══ DOCUMENT EXCERPT ══

Personal information
- Date of birth: September 11, 1978 (age 48)
- Place of birth: Irvine, Scotland

= Andrew Kean =

Scottish footballer and entrepreneur (born 1978)

Andrew Alexander Kean (born 11 September 1978) is a Scottish former professional footballer and entrepreneur. Kean played college soccer for the University of Cincinnati and became the program's first All-American award winner. He was inducted into the Bearcats Hall of Fame in 2010, alongside NFL Super Bowl winner Brad Jackson and Olympic Gold medallist Mary Wineberg. Kean is the Founder and Chief Executive of the sports scholarship agency FirstPoint USA.

== Playing career ==
Kean was born in Irvine, Scotland. During his four years at the University of Cincinnati, he was named Conference USA Defensive Player of the Year, Conference USA All-Conference 1st Team, a two-time NSCAA All-American, the Ohio Player of the Year, NSCAA All-Region, and the Cincinnati Bearcats Player of the Year. As captain, he led the team to its first NCAA Soccer National Tournament appearance in 1998. Despite signing professional terms with Partick Thistle FC, Kean opted to focus primarily on his business interests and moved to Port Glasgow Juniors FC and then to Largs Thistle FC, before retiring in 2008. He completed an undergraduate degree in Nutrition & Physiology whilst at the University of Cincinnati.

═══
══ DATA FOR ANALYSIS ══

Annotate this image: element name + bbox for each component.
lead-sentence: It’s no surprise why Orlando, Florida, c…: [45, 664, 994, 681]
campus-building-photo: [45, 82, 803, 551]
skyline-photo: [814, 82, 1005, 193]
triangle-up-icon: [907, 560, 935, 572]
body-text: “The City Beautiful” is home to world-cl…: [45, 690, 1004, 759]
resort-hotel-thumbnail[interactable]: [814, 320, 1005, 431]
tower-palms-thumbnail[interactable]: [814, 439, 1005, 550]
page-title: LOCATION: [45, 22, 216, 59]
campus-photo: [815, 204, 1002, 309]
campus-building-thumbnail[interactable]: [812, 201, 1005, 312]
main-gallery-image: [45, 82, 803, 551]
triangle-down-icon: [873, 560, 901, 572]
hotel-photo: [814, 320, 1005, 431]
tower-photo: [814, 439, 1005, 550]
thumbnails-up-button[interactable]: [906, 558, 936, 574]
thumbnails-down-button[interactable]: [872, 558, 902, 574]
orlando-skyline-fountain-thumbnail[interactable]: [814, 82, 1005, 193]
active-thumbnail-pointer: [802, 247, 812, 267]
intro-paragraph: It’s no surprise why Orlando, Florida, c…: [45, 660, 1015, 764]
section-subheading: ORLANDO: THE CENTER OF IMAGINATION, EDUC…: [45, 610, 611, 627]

═══

PROBLEM REQUIREMENTS »
Set down, word for word, the portion of the Andrew Kean passage starting at "Personal information" and ending at "agency FirstPoint USA.".

YOUR SOLUTION »
Personal information
- Date of birth: September 11, 1978 (age 48)
- Place of birth: Irvine, Scotland

= Andrew Kean =

Scottish footballer and entrepreneur (born 1978)

Andrew Alexander Kean (born 11 September 1978) is a Scottish former professional footballer and entrepreneur. Kean played college soccer for the University of Cincinnati and became the program's first All-American award winner. He was inducted into the Bearcats Hall of Fame in 2010, alongside NFL Super Bowl winner Brad Jackson and Olympic Gold medallist Mary Wineberg. Kean is the Founder and Chief Executive of the sports scholarship agency FirstPoint USA.